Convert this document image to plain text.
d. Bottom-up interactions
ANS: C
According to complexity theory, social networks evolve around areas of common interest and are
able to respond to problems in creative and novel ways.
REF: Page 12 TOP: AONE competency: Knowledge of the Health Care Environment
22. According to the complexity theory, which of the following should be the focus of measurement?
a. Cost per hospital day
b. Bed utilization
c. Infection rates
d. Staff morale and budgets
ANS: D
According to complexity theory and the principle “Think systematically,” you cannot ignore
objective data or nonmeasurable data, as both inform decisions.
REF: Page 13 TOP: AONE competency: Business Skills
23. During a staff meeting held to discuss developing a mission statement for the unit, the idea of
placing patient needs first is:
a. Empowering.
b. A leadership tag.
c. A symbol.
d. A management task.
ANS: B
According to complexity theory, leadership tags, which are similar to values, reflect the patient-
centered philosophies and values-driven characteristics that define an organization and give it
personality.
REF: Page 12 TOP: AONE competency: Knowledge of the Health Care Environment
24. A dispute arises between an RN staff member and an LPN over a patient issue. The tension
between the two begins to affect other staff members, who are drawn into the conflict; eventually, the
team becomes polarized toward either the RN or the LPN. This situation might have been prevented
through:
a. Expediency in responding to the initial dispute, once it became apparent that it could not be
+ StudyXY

• [SHORT PROBLEM] Write out every record verbatim.

• [PROBLEM SOLUTION]
Convert this document image to plain text.
d. Bottom-up interactions
ANS: C
According to complexity theory, social networks evolve around areas of common interest and are
able to respond to problems in creative and novel ways.
REF: Page 12 TOP: AONE competency: Knowledge of the Health Care Environment
22. According to the complexity theory, which of the following should be the focus of measurement?
a. Cost per hospital day
b. Bed utilization
c. Infection rates
d. Staff morale and budgets
ANS: D
According to complexity theory and the principle “Think systematically,” you cannot ignore
objective data or nonmeasurable data, as both inform decisions.
REF: Page 13 TOP: AONE competency: Business Skills
23. During a staff meeting held to discuss developing a mission statement for the unit, the idea of
placing patient needs first is:
a. Empowering.
b. A leadership tag.
c. A symbol.
d. A management task.
ANS: B
According to complexity theory, leadership tags, which are similar to values, reflect the patient-
centered philosophies and values-driven characteristics that define an organization and give it
personality.
REF: Page 12 TOP: AONE competency: Knowledge of the Health Care Environment
24. A dispute arises between an RN staff member and an LPN over a patient issue. The tension
between the two begins to affect other staff members, who are drawn into the conflict; eventually, the
team becomes polarized toward either the RN or the LPN. This situation might have been prevented
through:
a. Expediency in responding to the initial dispute, once it became apparent that it could not be
+ StudyXY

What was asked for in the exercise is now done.